WHAT THIS TASK INVOLVES: Read the listing and extract each line that includes the word "name".

EXTRACTED DATA:
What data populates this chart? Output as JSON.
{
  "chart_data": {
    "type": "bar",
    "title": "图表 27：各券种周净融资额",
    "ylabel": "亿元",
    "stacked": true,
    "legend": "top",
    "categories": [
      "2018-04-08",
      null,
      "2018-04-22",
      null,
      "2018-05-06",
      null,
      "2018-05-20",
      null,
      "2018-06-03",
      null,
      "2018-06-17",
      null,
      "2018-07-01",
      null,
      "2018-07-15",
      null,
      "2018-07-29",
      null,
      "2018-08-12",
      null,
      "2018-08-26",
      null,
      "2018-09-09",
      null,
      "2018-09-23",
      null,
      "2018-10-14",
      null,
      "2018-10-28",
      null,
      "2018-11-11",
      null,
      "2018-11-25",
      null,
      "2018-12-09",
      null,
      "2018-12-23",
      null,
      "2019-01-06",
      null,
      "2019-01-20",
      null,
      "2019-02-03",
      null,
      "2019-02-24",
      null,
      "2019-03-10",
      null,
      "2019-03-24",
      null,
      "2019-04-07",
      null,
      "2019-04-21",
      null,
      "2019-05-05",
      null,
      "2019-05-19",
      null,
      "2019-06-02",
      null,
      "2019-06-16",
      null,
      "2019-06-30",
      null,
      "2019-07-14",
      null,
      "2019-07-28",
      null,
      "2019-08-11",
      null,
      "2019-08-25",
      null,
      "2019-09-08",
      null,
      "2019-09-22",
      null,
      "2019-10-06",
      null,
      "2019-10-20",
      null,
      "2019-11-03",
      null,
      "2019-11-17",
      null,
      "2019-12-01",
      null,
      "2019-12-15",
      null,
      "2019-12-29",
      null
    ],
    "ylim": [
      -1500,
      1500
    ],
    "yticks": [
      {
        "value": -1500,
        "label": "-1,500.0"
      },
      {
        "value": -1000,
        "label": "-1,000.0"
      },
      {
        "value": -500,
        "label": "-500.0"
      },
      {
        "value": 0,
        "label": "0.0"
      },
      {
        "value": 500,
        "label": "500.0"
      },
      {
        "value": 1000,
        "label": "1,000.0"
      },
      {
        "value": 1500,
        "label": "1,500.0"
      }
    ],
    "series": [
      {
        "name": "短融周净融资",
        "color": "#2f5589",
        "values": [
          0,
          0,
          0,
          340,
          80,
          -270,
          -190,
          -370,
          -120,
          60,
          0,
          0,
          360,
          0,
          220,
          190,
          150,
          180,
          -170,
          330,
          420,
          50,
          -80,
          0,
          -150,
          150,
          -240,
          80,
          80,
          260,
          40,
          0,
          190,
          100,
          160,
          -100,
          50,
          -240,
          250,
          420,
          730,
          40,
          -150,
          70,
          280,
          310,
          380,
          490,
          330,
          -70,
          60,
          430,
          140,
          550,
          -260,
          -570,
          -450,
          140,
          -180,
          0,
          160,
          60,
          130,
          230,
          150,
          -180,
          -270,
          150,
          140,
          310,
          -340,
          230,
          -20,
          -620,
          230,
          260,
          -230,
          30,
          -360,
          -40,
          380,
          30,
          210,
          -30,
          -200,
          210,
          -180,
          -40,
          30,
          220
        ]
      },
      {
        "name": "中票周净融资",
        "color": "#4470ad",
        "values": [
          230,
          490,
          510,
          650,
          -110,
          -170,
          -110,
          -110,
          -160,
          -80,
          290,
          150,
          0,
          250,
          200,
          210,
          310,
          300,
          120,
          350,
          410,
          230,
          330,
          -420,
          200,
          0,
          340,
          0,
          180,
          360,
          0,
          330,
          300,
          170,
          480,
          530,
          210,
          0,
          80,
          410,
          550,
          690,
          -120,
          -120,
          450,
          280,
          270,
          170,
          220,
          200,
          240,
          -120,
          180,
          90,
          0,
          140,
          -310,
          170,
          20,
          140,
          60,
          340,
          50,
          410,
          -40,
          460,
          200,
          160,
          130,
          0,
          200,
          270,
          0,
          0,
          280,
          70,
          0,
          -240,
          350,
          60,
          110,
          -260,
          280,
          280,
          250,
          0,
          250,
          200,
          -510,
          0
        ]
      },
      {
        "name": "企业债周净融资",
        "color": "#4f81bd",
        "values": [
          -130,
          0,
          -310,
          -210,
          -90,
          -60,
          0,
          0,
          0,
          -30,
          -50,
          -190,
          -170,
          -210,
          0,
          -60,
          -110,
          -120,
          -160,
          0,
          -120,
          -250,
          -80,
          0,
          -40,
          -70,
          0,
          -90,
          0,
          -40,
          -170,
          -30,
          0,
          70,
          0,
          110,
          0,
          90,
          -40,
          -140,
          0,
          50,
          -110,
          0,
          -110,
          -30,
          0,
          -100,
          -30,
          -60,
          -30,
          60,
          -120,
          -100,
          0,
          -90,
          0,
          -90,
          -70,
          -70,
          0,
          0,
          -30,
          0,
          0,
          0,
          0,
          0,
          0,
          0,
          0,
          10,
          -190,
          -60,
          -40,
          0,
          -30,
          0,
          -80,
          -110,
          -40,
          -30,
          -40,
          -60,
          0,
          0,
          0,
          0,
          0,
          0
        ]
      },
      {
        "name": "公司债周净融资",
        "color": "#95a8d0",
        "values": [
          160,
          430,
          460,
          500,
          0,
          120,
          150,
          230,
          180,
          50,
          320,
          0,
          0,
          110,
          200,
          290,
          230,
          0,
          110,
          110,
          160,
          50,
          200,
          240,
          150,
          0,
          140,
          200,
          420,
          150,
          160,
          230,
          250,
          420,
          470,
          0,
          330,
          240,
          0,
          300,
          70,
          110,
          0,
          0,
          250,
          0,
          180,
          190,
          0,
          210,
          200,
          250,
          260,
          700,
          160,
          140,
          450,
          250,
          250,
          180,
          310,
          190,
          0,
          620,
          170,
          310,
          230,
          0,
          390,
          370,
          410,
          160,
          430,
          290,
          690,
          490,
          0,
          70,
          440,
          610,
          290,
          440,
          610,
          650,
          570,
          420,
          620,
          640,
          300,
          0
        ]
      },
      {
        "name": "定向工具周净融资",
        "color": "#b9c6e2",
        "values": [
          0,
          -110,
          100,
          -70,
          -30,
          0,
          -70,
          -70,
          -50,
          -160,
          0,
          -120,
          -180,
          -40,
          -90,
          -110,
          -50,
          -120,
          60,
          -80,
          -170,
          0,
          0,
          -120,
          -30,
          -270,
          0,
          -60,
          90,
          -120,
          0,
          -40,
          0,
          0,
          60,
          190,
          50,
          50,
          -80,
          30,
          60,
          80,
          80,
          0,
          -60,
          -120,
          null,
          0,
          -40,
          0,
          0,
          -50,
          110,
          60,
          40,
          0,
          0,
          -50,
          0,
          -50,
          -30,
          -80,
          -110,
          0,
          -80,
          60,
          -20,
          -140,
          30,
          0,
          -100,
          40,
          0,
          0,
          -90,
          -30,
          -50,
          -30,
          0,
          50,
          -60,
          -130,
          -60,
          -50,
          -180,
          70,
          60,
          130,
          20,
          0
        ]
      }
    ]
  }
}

ANSWER IN FULL:
        "name": "短融周净融资",
        "name": "中票周净融资",
        "name": "企业债周净融资",
        "name": "公司债周净融资",
        "name": "定向工具周净融资",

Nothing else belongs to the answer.